**Task inputs:**

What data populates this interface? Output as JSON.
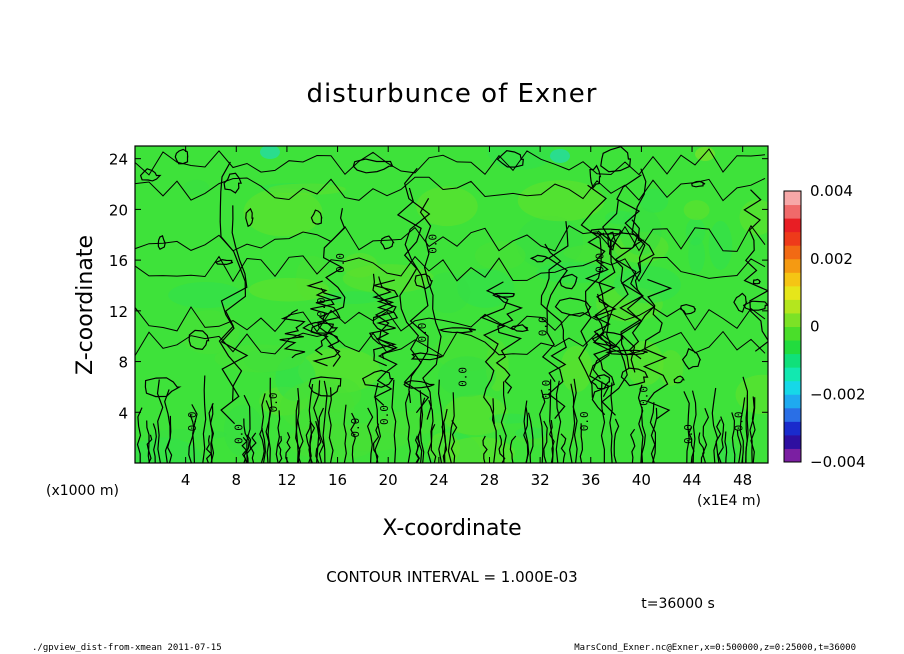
{
  "chart_data": {
    "type": "heatmap",
    "title": "disturbunce of Exner",
    "xlabel": "X-coordinate",
    "ylabel": "Z-coordinate",
    "x_unit": "(x1E4 m)",
    "y_unit": "(x1000 m)",
    "x_ticks": [
      "4",
      "8",
      "12",
      "16",
      "20",
      "24",
      "28",
      "32",
      "36",
      "40",
      "44",
      "48"
    ],
    "y_ticks": [
      "4",
      "8",
      "12",
      "16",
      "20",
      "24"
    ],
    "xlim": [
      0,
      50
    ],
    "ylim": [
      0,
      25
    ],
    "colorbar": {
      "min": -0.004,
      "max": 0.004,
      "tick_labels": [
        "0.004",
        "0.002",
        "0",
        "−0.002",
        "−0.004"
      ],
      "tick_values": [
        0.004,
        0.002,
        0,
        -0.002,
        -0.004
      ],
      "colors": [
        "#7b1fa2",
        "#2e0fa0",
        "#1a2bcc",
        "#2a6fe6",
        "#1faaf0",
        "#16d8e8",
        "#12e8b0",
        "#10e07a",
        "#22dc3e",
        "#4ade2a",
        "#7ce226",
        "#b4e61e",
        "#e6e61a",
        "#f5c514",
        "#f59a12",
        "#f26a14",
        "#ee3a1a",
        "#e81e24",
        "#f06a6a",
        "#f7a8a8"
      ]
    },
    "contour_levels": [
      -0.001,
      0,
      0.001
    ],
    "contour_label": "0.0",
    "contour_interval": "CONTOUR INTERVAL = 1.000E-03",
    "time_label": "t=36000 s",
    "field_color_dominant": "#3ee23a"
  },
  "footer": {
    "left": "./gpview_dist-from-xmean   2011-07-15",
    "right": "MarsCond_Exner.nc@Exner,x=0:500000,z=0:25000,t=36000"
  }
}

**What you will do:** Find the lines above holding the word "Exner" and show them.

**Response to this exercise:**
    "title": "disturbunce of Exner",
    "right": "MarsCond_Exner.nc@Exner,x=0:500000,z=0:25000,t=36000"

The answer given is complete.